== PROBLEM REQUIREMENTS ==
Retype the material word for word.

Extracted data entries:
::::::::
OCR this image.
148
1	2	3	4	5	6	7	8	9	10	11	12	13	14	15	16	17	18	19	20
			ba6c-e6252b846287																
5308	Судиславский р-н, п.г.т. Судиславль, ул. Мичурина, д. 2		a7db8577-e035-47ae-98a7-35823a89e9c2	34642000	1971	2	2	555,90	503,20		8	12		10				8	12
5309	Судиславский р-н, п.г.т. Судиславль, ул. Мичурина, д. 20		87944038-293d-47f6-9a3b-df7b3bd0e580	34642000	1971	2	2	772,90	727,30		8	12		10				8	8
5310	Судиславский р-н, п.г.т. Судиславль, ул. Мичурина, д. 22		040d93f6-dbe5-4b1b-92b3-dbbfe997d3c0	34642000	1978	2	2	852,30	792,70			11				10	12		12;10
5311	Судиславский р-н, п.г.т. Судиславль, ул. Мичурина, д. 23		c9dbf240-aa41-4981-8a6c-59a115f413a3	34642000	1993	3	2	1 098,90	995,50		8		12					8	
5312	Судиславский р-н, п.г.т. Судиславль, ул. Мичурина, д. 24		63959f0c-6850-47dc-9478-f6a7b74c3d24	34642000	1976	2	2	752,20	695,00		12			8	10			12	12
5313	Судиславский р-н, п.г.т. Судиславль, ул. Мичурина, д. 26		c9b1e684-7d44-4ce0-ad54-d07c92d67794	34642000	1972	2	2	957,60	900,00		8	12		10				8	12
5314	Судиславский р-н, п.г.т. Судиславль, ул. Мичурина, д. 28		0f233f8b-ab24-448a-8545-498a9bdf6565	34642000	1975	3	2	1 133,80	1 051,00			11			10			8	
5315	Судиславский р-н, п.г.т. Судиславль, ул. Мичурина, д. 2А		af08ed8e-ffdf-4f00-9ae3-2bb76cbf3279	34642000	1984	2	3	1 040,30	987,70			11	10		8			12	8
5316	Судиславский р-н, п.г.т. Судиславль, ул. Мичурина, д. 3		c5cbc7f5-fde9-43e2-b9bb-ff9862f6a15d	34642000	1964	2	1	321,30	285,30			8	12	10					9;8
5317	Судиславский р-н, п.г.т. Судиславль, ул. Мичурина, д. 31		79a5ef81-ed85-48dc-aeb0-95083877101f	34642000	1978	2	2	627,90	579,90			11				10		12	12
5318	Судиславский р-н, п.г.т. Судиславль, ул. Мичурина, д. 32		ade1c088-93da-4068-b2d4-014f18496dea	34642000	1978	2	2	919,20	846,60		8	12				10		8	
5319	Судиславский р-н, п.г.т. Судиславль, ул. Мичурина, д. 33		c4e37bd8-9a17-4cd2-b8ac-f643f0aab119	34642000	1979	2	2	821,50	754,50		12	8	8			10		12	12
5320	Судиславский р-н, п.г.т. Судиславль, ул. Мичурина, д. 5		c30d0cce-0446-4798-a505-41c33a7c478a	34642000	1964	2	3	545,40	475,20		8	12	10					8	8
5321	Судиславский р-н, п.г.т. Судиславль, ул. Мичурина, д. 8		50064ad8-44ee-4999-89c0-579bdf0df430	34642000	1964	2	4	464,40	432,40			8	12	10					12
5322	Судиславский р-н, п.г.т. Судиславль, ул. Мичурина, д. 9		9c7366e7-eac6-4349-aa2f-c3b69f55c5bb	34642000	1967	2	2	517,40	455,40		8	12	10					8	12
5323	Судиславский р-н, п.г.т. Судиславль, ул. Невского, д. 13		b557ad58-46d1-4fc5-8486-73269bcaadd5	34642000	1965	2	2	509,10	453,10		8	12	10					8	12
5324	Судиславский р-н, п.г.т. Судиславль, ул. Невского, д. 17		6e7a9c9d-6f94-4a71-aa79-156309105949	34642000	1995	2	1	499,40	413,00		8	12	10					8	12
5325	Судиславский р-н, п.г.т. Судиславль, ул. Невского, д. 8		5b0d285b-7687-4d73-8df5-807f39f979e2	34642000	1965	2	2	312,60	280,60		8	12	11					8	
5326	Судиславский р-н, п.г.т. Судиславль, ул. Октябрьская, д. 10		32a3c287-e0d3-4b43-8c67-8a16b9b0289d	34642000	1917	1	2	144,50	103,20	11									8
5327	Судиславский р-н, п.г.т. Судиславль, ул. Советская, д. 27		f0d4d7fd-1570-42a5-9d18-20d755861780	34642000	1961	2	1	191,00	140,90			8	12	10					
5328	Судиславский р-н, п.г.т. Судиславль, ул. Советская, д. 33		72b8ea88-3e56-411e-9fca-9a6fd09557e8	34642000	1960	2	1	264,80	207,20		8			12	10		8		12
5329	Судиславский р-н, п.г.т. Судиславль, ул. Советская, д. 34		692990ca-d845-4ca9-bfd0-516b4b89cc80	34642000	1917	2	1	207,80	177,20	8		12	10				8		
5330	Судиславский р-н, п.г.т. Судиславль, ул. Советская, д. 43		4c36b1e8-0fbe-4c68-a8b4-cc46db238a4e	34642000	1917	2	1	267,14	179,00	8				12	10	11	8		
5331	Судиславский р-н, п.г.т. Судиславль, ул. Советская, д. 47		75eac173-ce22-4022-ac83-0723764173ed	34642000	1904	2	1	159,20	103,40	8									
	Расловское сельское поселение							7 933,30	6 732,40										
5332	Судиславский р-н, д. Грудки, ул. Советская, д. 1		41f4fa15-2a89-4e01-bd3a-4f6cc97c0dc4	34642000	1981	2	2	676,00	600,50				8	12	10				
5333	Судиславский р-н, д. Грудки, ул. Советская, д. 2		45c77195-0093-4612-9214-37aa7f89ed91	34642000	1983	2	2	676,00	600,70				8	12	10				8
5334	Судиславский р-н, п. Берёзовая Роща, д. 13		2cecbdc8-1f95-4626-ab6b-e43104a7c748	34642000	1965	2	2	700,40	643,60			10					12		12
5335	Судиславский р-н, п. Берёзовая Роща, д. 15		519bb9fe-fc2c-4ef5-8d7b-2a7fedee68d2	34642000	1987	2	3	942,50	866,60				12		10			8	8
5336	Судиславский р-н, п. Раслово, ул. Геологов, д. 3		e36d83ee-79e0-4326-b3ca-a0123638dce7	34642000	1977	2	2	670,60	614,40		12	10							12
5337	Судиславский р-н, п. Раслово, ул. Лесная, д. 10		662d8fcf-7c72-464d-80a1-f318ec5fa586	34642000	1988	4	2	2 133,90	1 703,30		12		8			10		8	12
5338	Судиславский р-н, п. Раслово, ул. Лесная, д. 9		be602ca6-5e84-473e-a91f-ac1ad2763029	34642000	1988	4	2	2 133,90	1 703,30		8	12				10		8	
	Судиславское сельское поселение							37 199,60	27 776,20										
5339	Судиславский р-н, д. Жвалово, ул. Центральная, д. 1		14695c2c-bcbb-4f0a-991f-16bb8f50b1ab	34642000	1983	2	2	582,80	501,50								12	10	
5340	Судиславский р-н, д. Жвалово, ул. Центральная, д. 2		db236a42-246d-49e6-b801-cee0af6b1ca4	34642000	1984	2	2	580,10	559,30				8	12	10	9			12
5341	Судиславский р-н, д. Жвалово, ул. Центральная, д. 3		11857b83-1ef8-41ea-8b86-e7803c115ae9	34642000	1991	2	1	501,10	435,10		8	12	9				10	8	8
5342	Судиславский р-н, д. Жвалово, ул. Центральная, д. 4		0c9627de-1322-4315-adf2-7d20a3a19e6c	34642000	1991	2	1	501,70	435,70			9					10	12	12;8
::::::::
== FINISHED EXERCISE ==
OCR this image.
148
1	2	3	4	5	6	7	8	9	10	11	12	13	14	15	16	17	18	19	20
			ba6c-e6252b846287																
5308	Судиславский р-н, п.г.т. Судиславль, ул. Мичурина, д. 2		a7db8577-e035-47ae-98a7-35823a89e9c2	34642000	1971	2	2	555,90	503,20		8	12		10				8	12
5309	Судиславский р-н, п.г.т. Судиславль, ул. Мичурина, д. 20		87944038-293d-47f6-9a3b-df7b3bd0e580	34642000	1971	2	2	772,90	727,30		8	12		10				8	8
5310	Судиславский р-н, п.г.т. Судиславль, ул. Мичурина, д. 22		040d93f6-dbe5-4b1b-92b3-dbbfe997d3c0	34642000	1978	2	2	852,30	792,70			11				10	12		12;10
5311	Судиславский р-н, п.г.т. Судиславль, ул. Мичурина, д. 23		c9dbf240-aa41-4981-8a6c-59a115f413a3	34642000	1993	3	2	1 098,90	995,50		8		12					8	
5312	Судиславский р-н, п.г.т. Судиславль, ул. Мичурина, д. 24		63959f0c-6850-47dc-9478-f6a7b74c3d24	34642000	1976	2	2	752,20	695,00		12			8	10			12	12
5313	Судиславский р-н, п.г.т. Судиславль, ул. Мичурина, д. 26		c9b1e684-7d44-4ce0-ad54-d07c92d67794	34642000	1972	2	2	957,60	900,00		8	12		10				8	12
5314	Судиславский р-н, п.г.т. Судиславль, ул. Мичурина, д. 28		0f233f8b-ab24-448a-8545-498a9bdf6565	34642000	1975	3	2	1 133,80	1 051,00			11			10			8	
5315	Судиславский р-н, п.г.т. Судиславль, ул. Мичурина, д. 2А		af08ed8e-ffdf-4f00-9ae3-2bb76cbf3279	34642000	1984	2	3	1 040,30	987,70			11	10		8			12	8
5316	Судиславский р-н, п.г.т. Судиславль, ул. Мичурина, д. 3		c5cbc7f5-fde9-43e2-b9bb-ff9862f6a15d	34642000	1964	2	1	321,30	285,30			8	12	10					9;8
5317	Судиславский р-н, п.г.т. Судиславль, ул. Мичурина, д. 31		79a5ef81-ed85-48dc-aeb0-95083877101f	34642000	1978	2	2	627,90	579,90			11				10		12	12
5318	Судиславский р-н, п.г.т. Судиславль, ул. Мичурина, д. 32		ade1c088-93da-4068-b2d4-014f18496dea	34642000	1978	2	2	919,20	846,60		8	12				10		8	
5319	Судиславский р-н, п.г.т. Судиславль, ул. Мичурина, д. 33		c4e37bd8-9a17-4cd2-b8ac-f643f0aab119	34642000	1979	2	2	821,50	754,50		12	8	8			10		12	12
5320	Судиславский р-н, п.г.т. Судиславль, ул. Мичурина, д. 5		c30d0cce-0446-4798-a505-41c33a7c478a	34642000	1964	2	3	545,40	475,20		8	12	10					8	8
5321	Судиславский р-н, п.г.т. Судиславль, ул. Мичурина, д. 8		50064ad8-44ee-4999-89c0-579bdf0df430	34642000	1964	2	4	464,40	432,40			8	12	10					12
5322	Судиславский р-н, п.г.т. Судиславль, ул. Мичурина, д. 9		9c7366e7-eac6-4349-aa2f-c3b69f55c5bb	34642000	1967	2	2	517,40	455,40		8	12	10					8	12
5323	Судиславский р-н, п.г.т. Судиславль, ул. Невского, д. 13		b557ad58-46d1-4fc5-8486-73269bcaadd5	34642000	1965	2	2	509,10	453,10		8	12	10					8	12
5324	Судиславский р-н, п.г.т. Судиславль, ул. Невского, д. 17		6e7a9c9d-6f94-4a71-aa79-156309105949	34642000	1995	2	1	499,40	413,00		8	12	10					8	12
5325	Судиславский р-н, п.г.т. Судиславль, ул. Невского, д. 8		5b0d285b-7687-4d73-8df5-807f39f979e2	34642000	1965	2	2	312,60	280,60		8	12	11					8	
5326	Судиславский р-н, п.г.т. Судиславль, ул. Октябрьская, д. 10		32a3c287-e0d3-4b43-8c67-8a16b9b0289d	34642000	1917	1	2	144,50	103,20	11									8
5327	Судиславский р-н, п.г.т. Судиславль, ул. Советская, д. 27		f0d4d7fd-1570-42a5-9d18-20d755861780	34642000	1961	2	1	191,00	140,90			8	12	10					
5328	Судиславский р-н, п.г.т. Судиславль, ул. Советская, д. 33		72b8ea88-3e56-411e-9fca-9a6fd09557e8	34642000	1960	2	1	264,80	207,20		8			12	10		8		12
5329	Судиславский р-н, п.г.т. Судиславль, ул. Советская, д. 34		692990ca-d845-4ca9-bfd0-516b4b89cc80	34642000	1917	2	1	207,80	177,20	8		12	10				8		
5330	Судиславский р-н, п.г.т. Судиславль, ул. Советская, д. 43		4c36b1e8-0fbe-4c68-a8b4-cc46db238a4e	34642000	1917	2	1	267,14	179,00	8				12	10	11	8		
5331	Судиславский р-н, п.г.т. Судиславль, ул. Советская, д. 47		75eac173-ce22-4022-ac83-0723764173ed	34642000	1904	2	1	159,20	103,40	8									
	Расловское сельское поселение							7 933,30	6 732,40										
5332	Судиславский р-н, д. Грудки, ул. Советская, д. 1		41f4fa15-2a89-4e01-bd3a-4f6cc97c0dc4	34642000	1981	2	2	676,00	600,50				8	12	10				
5333	Судиславский р-н, д. Грудки, ул. Советская, д. 2		45c77195-0093-4612-9214-37aa7f89ed91	34642000	1983	2	2	676,00	600,70				8	12	10				8
5334	Судиславский р-н, п. Берёзовая Роща, д. 13		2cecbdc8-1f95-4626-ab6b-e43104a7c748	34642000	1965	2	2	700,40	643,60			10					12		12
5335	Судиславский р-н, п. Берёзовая Роща, д. 15		519bb9fe-fc2c-4ef5-8d7b-2a7fedee68d2	34642000	1987	2	3	942,50	866,60				12		10			8	8
5336	Судиславский р-н, п. Раслово, ул. Геологов, д. 3		e36d83ee-79e0-4326-b3ca-a0123638dce7	34642000	1977	2	2	670,60	614,40		12	10							12
5337	Судиславский р-н, п. Раслово, ул. Лесная, д. 10		662d8fcf-7c72-464d-80a1-f318ec5fa586	34642000	1988	4	2	2 133,90	1 703,30		12		8			10		8	12
5338	Судиславский р-н, п. Раслово, ул. Лесная, д. 9		be602ca6-5e84-473e-a91f-ac1ad2763029	34642000	1988	4	2	2 133,90	1 703,30		8	12				10		8	
	Судиславское сельское поселение							37 199,60	27 776,20										
5339	Судиславский р-н, д. Жвалово, ул. Центральная, д. 1		14695c2c-bcbb-4f0a-991f-16bb8f50b1ab	34642000	1983	2	2	582,80	501,50								12	10	
5340	Судиславский р-н, д. Жвалово, ул. Центральная, д. 2		db236a42-246d-49e6-b801-cee0af6b1ca4	34642000	1984	2	2	580,10	559,30				8	12	10	9			12
5341	Судиславский р-н, д. Жвалово, ул. Центральная, д. 3		11857b83-1ef8-41ea-8b86-e7803c115ae9	34642000	1991	2	1	501,10	435,10		8	12	9				10	8	8
5342	Судиславский р-н, д. Жвалово, ул. Центральная, д. 4		0c9627de-1322-4315-adf2-7d20a3a19e6c	34642000	1991	2	1	501,70	435,70			9					10	12	12;8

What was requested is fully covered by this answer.